Supplied passage =>
====

Client Accounting Advisory Services (CAAS) at Cray Kaiser can help you modernize your accounting systems. We take the time to understand the story behind those numbers. Our goal isn’t to only provide data but to empower you with the knowledge and understanding needed to make confident, strategic decisions. With CK’s CAAS, you’ll have a trusted partner helping you navigate the transition to modern accounting software. You can learn more about our services by visiting our CAAS page.
Starting January 1, 2024, a significant number of businesses were required to comply with the Corporate Transparency Act (“CTA”). The CTA was enacted into law as part of the National Defense Act for Fiscal Year 2021. It is anticipated that 32.6 million businesses will be required to comply with this reporting requirement. The BOI reporting requirement intends to help U.S. law enforcement combat money laundering, the financing of terrorism and other illicit activity. To learn more about the CTA, listen to this audio blog by Matt Richardson, a senior tax accountant at CK.
Transcript:
My name is Matt Richardson. I’m a senior tax accountant at Cray Kaiser.
So the Corporate Transparency Act is a piece of legislation that went into effect in 2024. And it requires certain companies to report their beneficial ownership information, also known as BOI. And this is a report that goes not to the IRS, but to the FinCEN, which is the Financial Crimes Enforcement network, which is the law enforcement arm of the US Treasury Department. Information that needs to be reported for the business includes the full legal name and any DBA names ortrade names, a business address and the state or jurisdiction of formation, and an IRS taxpayer ID number. Additionally, information has to be reported for each beneficial owner, including a name, address, and an ID number from a valid ID like a passport or a driver’s license. With a few exceptions, the filing is required for any domestic corporations, limited liability companies, or other entities that are formed by a filing with a secretary of state or a similar office to do business under a state or a tribal jurisdiction. Foreign-incorporated entities are also required to file if they’re registered with a state or tribal jurisdiction to do business, and domestic entities that are not created by filing with a secretary of state, like an unincorporated sole proprietorship, are not required to file this reporting.

====

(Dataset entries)
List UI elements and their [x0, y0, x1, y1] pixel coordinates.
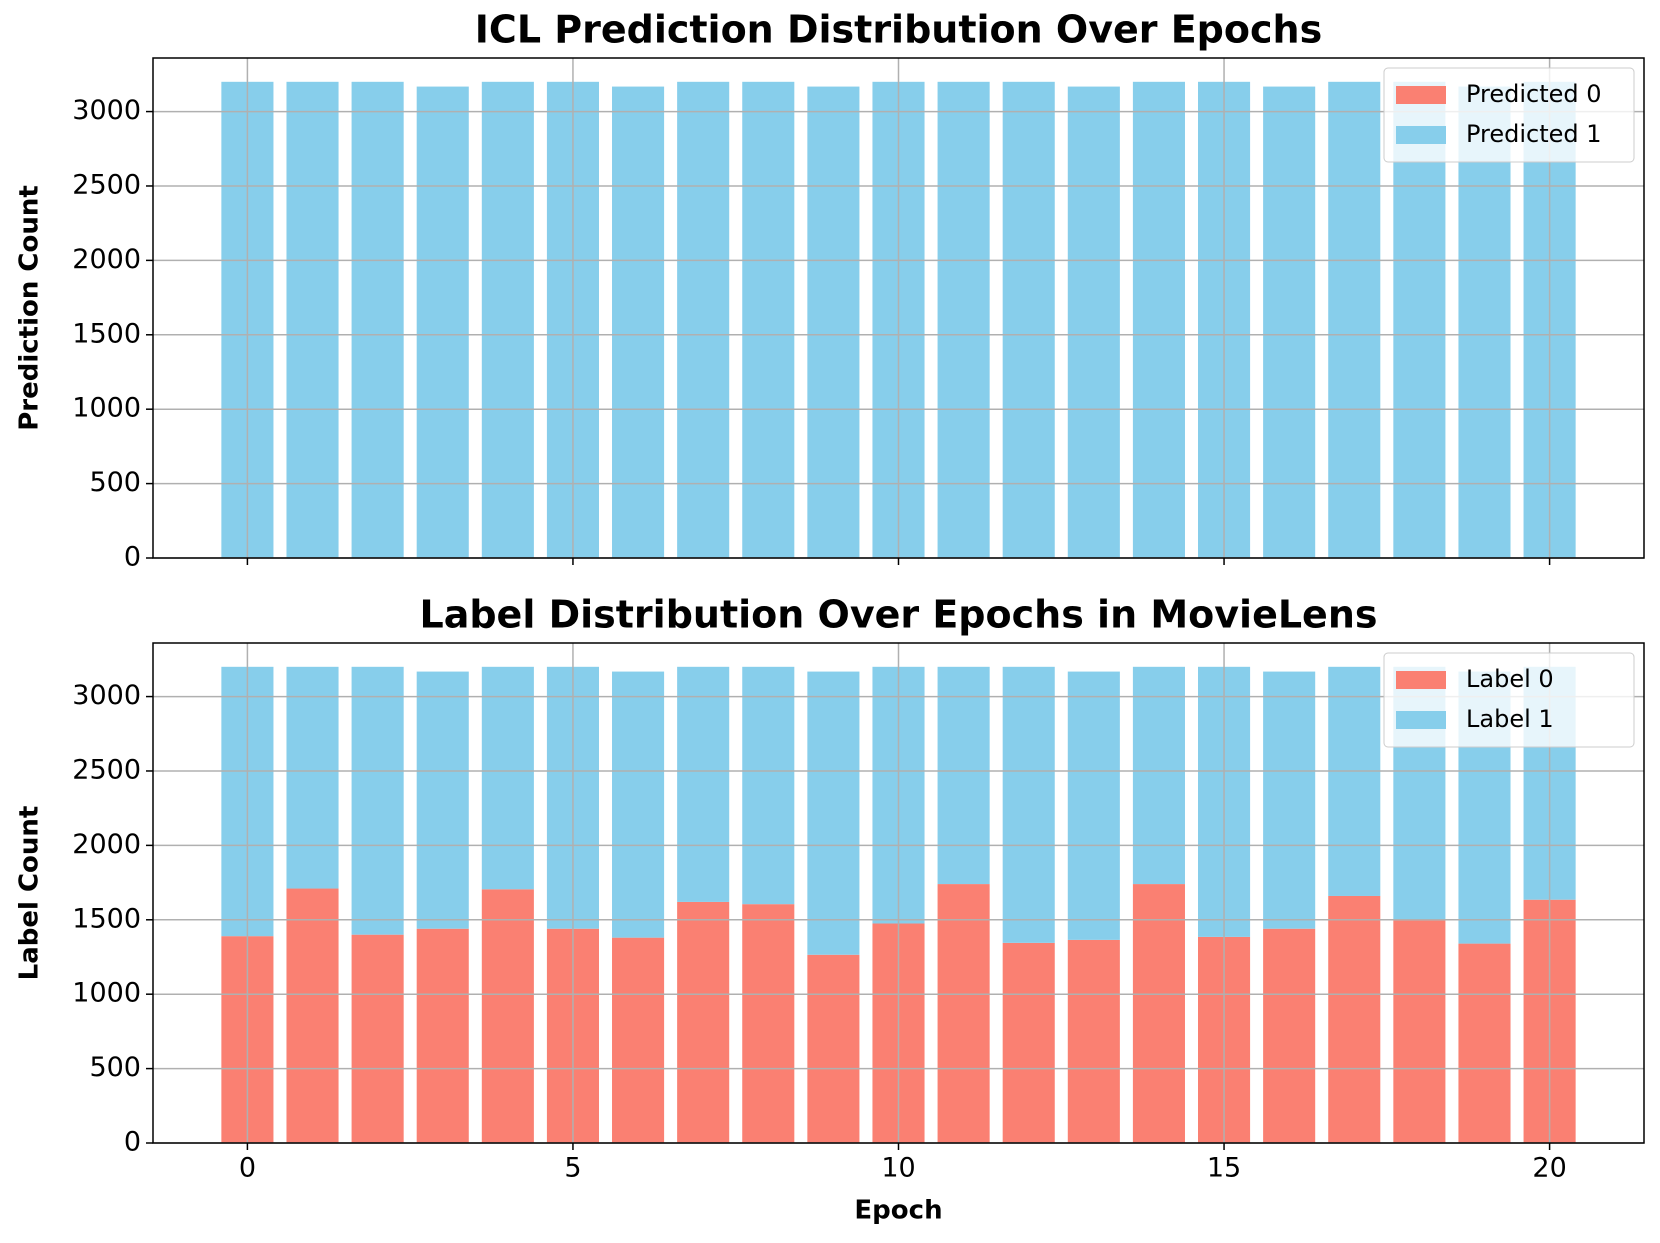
- bar: [416, 86, 469, 559]
- bar: [742, 904, 795, 1143]
- y-tick-label: 0: [124, 1127, 141, 1158]
- legend-box: [1383, 652, 1635, 748]
- bar: [612, 671, 665, 938]
- plot-frame: [152, 57, 1645, 559]
- chart-title: Label Distribution Over Epochs in MovieL…: [420, 593, 1378, 637]
- bar: [1263, 86, 1316, 559]
- y-tick-label: 1000: [72, 393, 141, 424]
- bar: [351, 666, 404, 935]
- bar: [1002, 942, 1055, 1143]
- bar: [937, 884, 990, 1143]
- bar: [1067, 939, 1120, 1143]
- bar: [1263, 928, 1316, 1143]
- bar: [677, 81, 730, 559]
- bar: [1328, 895, 1381, 1143]
- bar: [807, 954, 860, 1143]
- y-axis-label: Label Count: [15, 806, 45, 981]
- bar: [1132, 666, 1185, 885]
- bar: [481, 889, 534, 1143]
- bar: [677, 666, 730, 902]
- y-tick-label: 1500: [72, 903, 141, 934]
- bar: [1263, 671, 1316, 929]
- legend-label: Predicted 0: [1466, 80, 1602, 108]
- x-tick-label: 5: [564, 1153, 581, 1184]
- bar: [937, 81, 990, 559]
- y-tick-label: 2000: [72, 244, 141, 275]
- legend-box: [1383, 67, 1635, 163]
- bar: [1002, 666, 1055, 943]
- bar: [807, 86, 860, 559]
- legend-label: Label 0: [1466, 665, 1554, 693]
- y-axis-label: Prediction Count: [15, 185, 45, 431]
- y-tick-label: 2000: [72, 829, 141, 860]
- bar: [351, 81, 404, 559]
- bar: [416, 928, 469, 1143]
- bar: [481, 666, 534, 890]
- legend-swatch: [1396, 711, 1446, 729]
- y-tick-label: 500: [89, 1052, 141, 1083]
- legend-swatch: [1396, 126, 1446, 144]
- x-tick-label: 20: [1532, 1153, 1566, 1184]
- y-tick-label: 2500: [72, 754, 141, 785]
- bar: [286, 666, 339, 889]
- x-axis-label: Epoch: [854, 1196, 942, 1226]
- y-tick-label: 1000: [72, 978, 141, 1009]
- bar: [286, 81, 339, 559]
- legend-label: Label 1: [1466, 705, 1554, 733]
- x-tick-label: 10: [881, 1153, 915, 1184]
- bar: [1393, 920, 1446, 1143]
- bar: [1458, 86, 1511, 559]
- bar: [807, 671, 860, 955]
- bar: [677, 901, 730, 1143]
- bar: [1328, 666, 1381, 896]
- bar: [1132, 884, 1185, 1143]
- bar: [1067, 86, 1120, 559]
- bar: [742, 81, 795, 559]
- bar: [351, 934, 404, 1143]
- bar: [937, 666, 990, 885]
- y-tick-label: 500: [89, 467, 141, 498]
- legend-label: Predicted 1: [1466, 120, 1602, 148]
- y-tick-label: 3000: [72, 680, 141, 711]
- bar: [1132, 81, 1185, 559]
- bar: [1328, 81, 1381, 559]
- bar: [416, 671, 469, 929]
- plot-frame: [152, 642, 1645, 1144]
- y-tick-label: 2500: [72, 169, 141, 200]
- bar: [612, 86, 665, 559]
- bar: [612, 937, 665, 1143]
- legend-swatch: [1396, 671, 1446, 689]
- legend-swatch: [1396, 86, 1446, 104]
- y-tick-label: 1500: [72, 318, 141, 349]
- bar: [1458, 943, 1511, 1143]
- bar: [742, 666, 795, 905]
- x-tick-label: 15: [1207, 1153, 1241, 1184]
- bar: [481, 81, 534, 559]
- y-tick-label: 0: [124, 542, 141, 573]
- y-tick-label: 3000: [72, 95, 141, 126]
- bar: [286, 888, 339, 1143]
- bar: [1067, 671, 1120, 940]
- bar: [1002, 81, 1055, 559]
- x-tick-label: 0: [239, 1153, 256, 1184]
- chart-title: ICL Prediction Distribution Over Epochs: [475, 8, 1322, 52]
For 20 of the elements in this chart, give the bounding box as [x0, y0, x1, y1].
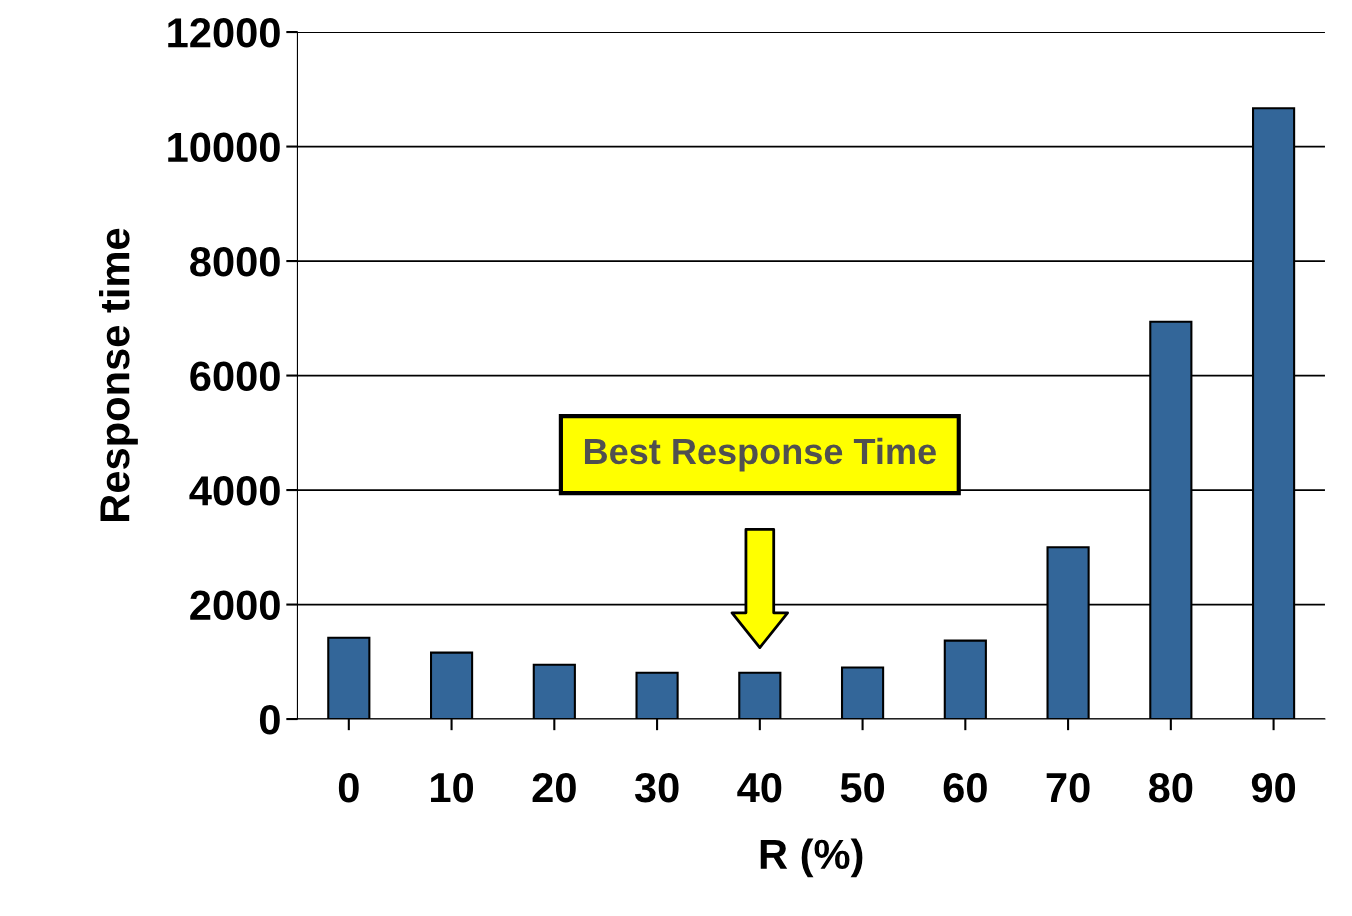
- x-tick-label: 20: [532, 772, 576, 803]
- x-tick-label: 30: [634, 772, 679, 803]
- x-tick-label: 80: [1148, 772, 1193, 803]
- y-tick-label: 10000: [168, 132, 280, 163]
- x-tick-label: 90: [1251, 772, 1296, 803]
- x-tick-label: 0: [338, 772, 359, 803]
- x-tick-label: 50: [840, 772, 885, 803]
- annotation: Best Response Time: [584, 437, 936, 472]
- x-tick-label: 70: [1046, 772, 1090, 803]
- y-axis-title: Response time: [99, 228, 138, 521]
- x-axis-title: R (%): [760, 838, 863, 878]
- y-tick-label: 8000: [190, 247, 280, 277]
- y-tick-label: 2000: [190, 590, 280, 621]
- x-tick-label: 40: [737, 772, 782, 803]
- y-tick-label: 12000: [168, 18, 280, 48]
- y-tick-label: 0: [259, 705, 280, 735]
- y-tick-label: 6000: [190, 361, 280, 392]
- x-tick-label: 10: [431, 772, 474, 803]
- x-tick-label: 60: [943, 772, 987, 803]
- y-tick-label: 4000: [189, 476, 280, 506]
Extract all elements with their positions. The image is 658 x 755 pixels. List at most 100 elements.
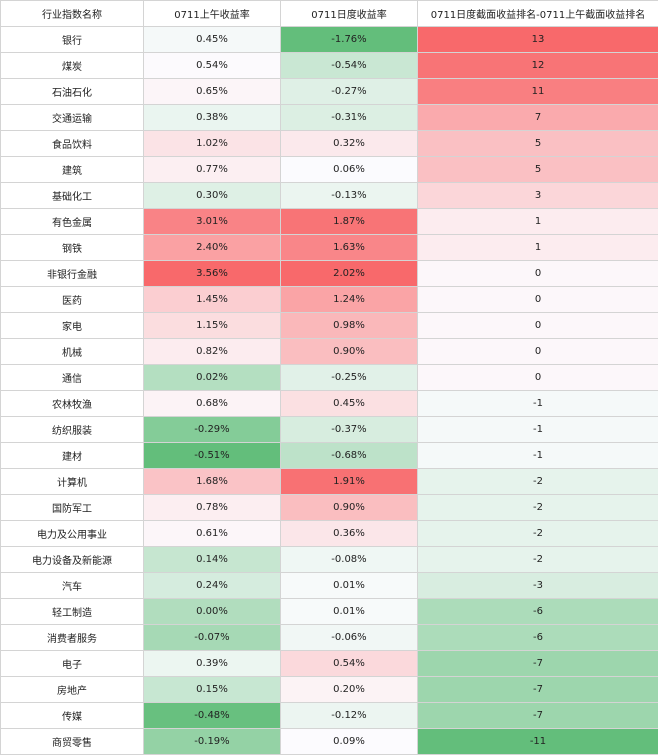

====

Objectives =>
(1) Reproduce the Corporate Transparency Act text word for word, starting at "Client Accounting Advisory" and ending at "our CAAS page.".
(2) Write the next part of the Corporate Transparency Act transcript, picking up after its final sentence.

Written responses =>
(1)
Client Accounting Advisory Services (CAAS) at Cray Kaiser can help you modernize your accounting systems. We take the time to understand the story behind those numbers. Our goal isn’t to only provide data but to empower you with the knowledge and understanding needed to make confident, strategic decisions. With CK’s CAAS, you’ll have a trusted partner helping you navigate the transition to modern accounting software. You can learn more about our services by visiting our CAAS page.

(2)
So a beneficial owner under the CTA is any individual who has substantial control over the company, either directly or indirectly. It can also include anyone who controls at least 25% of ownership. And this is important to note because it’s not only ownership, but it’s also control. So a non-owner officer who has decision-making power can also be considered a beneficial owner under the legislation. The purpose of the BOI is to aid law enforcement and enforcement of financial crimes like fraud, money laundering, sanctions evasion, and the financing of other crimes like terrorism or drug trafficking. And this disclosure of corporate ownership is intended to make it harder for criminals to use shell companies to cover up the financial aspects of their criminal activities. So the BOI reporting requirement has exceptions for certain categories of companies, as well as what it calls large operating entities. The specific categories of companies are highly regulated areas like banking and publicly traded companies and non-profit entities. A large operating entity is defined as any company that has 20 or more employees, five million dollars in gross sales or more, and a physical presence in the United States.
Many are confused about why large companies are exempt from reporting rather than small companies. Since so many government reporting requirements do exempt small companies. But this is because in general these larger companies are going to be visible to law enforcement and regulators through other types of tax and payroll banking reports. Whereas the purpose of the legislation is to make these smaller companies more visible, I mean, easier to track ownership for law enforcement.
So there are different filing requirements for the BOI report depending on when the entity was formed. New entities created in 2024 have 90 days after their creation to file the report. New entities created starting January 1st, 2025 have 30 days to file the report and existing entities created before January 1st, 2024 have until January 1st, 2025 to file the report. And then any companies that have a change in their ownership information or have a correction of an error to report have 30 days from the discovery of the error or from the change in information to file an updated report.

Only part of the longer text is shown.